- Problem -
Where the word "screenshot" occurs in a line, return that line.

- Record extracts -
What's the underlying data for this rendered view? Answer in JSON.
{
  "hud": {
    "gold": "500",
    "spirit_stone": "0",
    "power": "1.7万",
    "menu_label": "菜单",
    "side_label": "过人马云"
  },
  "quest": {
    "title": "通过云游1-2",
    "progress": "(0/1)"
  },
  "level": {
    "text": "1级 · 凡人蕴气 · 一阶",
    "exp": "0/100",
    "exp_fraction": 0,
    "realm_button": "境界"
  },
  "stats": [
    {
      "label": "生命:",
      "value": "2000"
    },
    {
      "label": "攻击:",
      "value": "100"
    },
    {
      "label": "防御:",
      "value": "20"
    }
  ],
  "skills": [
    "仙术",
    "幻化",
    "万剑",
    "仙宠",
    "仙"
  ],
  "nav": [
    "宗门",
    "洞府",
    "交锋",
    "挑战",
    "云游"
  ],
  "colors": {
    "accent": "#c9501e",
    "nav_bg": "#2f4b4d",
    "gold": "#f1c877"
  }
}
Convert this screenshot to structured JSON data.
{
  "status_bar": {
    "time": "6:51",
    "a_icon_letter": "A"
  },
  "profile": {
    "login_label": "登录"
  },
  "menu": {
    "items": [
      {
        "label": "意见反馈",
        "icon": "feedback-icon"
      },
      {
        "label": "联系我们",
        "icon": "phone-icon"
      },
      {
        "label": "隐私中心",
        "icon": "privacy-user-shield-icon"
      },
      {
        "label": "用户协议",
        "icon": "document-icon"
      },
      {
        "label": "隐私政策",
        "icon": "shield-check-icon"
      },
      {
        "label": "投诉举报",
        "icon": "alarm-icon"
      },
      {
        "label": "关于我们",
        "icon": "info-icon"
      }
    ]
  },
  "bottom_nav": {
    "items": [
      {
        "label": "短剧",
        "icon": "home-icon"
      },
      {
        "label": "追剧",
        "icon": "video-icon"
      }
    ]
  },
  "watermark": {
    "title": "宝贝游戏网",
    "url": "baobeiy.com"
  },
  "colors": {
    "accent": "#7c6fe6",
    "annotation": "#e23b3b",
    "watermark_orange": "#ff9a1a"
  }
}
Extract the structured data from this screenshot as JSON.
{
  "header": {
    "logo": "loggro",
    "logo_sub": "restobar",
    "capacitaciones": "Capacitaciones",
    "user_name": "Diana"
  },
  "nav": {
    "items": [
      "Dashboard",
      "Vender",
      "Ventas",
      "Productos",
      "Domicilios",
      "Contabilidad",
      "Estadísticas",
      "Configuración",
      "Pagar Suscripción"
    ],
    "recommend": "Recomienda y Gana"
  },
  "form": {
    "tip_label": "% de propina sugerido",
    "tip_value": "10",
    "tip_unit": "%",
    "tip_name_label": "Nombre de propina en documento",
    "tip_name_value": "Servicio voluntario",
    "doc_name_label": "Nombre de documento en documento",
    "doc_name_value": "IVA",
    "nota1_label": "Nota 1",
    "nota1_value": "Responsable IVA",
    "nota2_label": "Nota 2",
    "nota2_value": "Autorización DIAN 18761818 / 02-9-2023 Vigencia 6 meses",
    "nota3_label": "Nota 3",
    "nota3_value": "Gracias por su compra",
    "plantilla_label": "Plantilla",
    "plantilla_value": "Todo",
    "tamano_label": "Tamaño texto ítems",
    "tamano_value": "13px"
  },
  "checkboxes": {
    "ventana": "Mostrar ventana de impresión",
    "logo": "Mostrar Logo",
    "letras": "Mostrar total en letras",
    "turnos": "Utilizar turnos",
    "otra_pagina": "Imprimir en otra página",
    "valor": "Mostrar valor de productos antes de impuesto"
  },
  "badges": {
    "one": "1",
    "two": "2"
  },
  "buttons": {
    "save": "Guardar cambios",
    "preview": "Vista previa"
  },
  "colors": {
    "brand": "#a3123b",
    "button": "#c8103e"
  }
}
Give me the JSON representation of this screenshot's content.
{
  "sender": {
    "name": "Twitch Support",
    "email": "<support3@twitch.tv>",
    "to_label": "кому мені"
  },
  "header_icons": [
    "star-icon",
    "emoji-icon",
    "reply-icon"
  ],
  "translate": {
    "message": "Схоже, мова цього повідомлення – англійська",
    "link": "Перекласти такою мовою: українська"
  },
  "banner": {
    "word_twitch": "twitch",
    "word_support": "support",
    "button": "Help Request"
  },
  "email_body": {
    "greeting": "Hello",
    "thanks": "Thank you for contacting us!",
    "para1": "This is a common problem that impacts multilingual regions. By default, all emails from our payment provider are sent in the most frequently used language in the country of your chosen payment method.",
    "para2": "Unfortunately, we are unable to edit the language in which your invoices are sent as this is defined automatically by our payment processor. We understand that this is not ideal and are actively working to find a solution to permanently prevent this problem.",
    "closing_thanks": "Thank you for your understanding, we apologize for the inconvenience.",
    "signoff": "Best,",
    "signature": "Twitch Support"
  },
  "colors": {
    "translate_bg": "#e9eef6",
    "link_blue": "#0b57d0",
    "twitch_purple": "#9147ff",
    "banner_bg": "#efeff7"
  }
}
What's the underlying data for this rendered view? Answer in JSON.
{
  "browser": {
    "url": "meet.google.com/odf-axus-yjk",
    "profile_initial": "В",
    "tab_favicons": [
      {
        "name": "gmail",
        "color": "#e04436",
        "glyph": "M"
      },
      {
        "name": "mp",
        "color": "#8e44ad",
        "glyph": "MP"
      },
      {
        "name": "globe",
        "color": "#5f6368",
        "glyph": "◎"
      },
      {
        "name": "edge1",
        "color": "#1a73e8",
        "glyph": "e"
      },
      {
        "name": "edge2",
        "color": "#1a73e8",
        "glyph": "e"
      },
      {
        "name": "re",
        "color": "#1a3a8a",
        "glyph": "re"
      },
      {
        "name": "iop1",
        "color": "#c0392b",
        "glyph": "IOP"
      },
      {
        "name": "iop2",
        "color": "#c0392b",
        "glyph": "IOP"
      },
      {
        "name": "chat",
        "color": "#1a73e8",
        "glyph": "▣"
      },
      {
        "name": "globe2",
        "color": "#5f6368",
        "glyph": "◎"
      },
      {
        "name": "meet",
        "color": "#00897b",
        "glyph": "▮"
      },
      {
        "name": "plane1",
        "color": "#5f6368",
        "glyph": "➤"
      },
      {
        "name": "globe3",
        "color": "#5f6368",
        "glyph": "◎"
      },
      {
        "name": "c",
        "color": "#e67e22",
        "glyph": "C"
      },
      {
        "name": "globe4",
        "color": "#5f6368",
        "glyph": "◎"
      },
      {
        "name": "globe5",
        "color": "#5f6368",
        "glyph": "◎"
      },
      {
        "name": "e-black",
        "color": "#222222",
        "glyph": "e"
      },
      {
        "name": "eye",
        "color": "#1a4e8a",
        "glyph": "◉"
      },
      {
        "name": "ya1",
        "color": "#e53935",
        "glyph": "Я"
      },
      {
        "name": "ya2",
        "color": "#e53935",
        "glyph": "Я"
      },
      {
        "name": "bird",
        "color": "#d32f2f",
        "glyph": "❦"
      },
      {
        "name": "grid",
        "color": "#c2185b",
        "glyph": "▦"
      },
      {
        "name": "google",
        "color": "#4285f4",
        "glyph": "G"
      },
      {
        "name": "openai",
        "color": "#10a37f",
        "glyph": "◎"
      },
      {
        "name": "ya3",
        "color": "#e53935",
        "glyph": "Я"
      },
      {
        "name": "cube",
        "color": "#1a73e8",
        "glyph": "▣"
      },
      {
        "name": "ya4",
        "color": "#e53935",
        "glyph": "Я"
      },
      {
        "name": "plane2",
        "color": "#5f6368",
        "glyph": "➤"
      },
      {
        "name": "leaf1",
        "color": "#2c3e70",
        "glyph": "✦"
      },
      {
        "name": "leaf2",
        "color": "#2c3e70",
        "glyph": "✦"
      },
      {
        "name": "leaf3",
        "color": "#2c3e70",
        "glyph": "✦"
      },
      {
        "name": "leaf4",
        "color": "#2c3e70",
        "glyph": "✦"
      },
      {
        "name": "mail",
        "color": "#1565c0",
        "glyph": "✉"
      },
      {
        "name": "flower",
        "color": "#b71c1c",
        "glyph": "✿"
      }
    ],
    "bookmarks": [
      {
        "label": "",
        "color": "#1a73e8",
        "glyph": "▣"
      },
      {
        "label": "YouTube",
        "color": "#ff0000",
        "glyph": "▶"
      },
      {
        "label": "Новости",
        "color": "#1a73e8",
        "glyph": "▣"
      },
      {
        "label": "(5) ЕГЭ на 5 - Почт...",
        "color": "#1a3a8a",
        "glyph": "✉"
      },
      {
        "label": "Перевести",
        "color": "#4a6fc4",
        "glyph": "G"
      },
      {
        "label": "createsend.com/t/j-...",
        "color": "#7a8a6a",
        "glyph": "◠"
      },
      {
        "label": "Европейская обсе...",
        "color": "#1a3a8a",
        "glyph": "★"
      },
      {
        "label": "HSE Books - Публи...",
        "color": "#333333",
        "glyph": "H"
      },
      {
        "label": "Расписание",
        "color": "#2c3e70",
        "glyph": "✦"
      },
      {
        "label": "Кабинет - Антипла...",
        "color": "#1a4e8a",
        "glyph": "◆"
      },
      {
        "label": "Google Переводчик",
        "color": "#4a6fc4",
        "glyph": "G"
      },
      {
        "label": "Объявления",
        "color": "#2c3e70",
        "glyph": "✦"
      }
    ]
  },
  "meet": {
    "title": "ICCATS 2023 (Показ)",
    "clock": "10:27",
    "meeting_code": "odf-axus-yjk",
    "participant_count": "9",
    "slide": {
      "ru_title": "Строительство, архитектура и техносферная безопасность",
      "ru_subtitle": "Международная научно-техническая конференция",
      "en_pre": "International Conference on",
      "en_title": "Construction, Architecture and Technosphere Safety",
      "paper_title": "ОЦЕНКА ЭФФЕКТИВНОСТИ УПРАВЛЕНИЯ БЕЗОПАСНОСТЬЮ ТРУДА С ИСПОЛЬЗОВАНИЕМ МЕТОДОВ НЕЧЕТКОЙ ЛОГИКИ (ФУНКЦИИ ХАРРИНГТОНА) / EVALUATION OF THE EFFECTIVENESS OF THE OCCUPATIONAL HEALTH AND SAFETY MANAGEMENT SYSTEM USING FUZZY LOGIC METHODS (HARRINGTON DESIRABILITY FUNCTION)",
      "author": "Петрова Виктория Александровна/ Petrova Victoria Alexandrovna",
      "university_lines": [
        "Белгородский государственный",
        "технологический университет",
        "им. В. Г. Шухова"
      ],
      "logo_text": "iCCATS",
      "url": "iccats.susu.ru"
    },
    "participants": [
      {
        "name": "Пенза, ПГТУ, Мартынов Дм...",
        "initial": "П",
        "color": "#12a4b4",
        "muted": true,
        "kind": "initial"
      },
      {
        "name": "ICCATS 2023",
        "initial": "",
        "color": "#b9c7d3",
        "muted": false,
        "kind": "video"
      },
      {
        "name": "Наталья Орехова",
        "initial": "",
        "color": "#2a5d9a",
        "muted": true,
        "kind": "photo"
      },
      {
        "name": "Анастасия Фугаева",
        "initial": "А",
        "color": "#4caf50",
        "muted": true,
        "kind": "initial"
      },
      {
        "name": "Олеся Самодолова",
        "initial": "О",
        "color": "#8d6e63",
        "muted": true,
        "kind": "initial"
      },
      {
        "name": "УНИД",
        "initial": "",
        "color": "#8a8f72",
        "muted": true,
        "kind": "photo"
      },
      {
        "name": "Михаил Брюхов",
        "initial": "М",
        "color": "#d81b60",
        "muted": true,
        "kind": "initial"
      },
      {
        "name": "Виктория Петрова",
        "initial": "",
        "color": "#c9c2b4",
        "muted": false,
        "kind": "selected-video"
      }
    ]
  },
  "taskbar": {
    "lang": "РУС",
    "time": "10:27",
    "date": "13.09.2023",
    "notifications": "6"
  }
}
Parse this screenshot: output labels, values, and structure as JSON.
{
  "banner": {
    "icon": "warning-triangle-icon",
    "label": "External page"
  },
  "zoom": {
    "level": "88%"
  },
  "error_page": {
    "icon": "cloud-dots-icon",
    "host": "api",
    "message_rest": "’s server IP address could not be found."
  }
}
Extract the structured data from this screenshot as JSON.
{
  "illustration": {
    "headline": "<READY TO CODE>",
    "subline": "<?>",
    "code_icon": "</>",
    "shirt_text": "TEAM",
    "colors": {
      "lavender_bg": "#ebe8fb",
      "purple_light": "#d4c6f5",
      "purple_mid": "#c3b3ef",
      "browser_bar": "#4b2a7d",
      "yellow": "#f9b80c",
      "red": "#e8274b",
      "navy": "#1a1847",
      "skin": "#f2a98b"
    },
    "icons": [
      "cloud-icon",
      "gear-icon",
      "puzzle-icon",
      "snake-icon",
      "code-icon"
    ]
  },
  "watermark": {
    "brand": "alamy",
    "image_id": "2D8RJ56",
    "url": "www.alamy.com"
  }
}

- Solution to this task -
Convert this screenshot to structured JSON data.
Extract the structured data from this screenshot as JSON.
Give me the JSON representation of this screenshot's content.
Parse this screenshot: output labels, values, and structure as JSON.
Extract the structured data from this screenshot as JSON.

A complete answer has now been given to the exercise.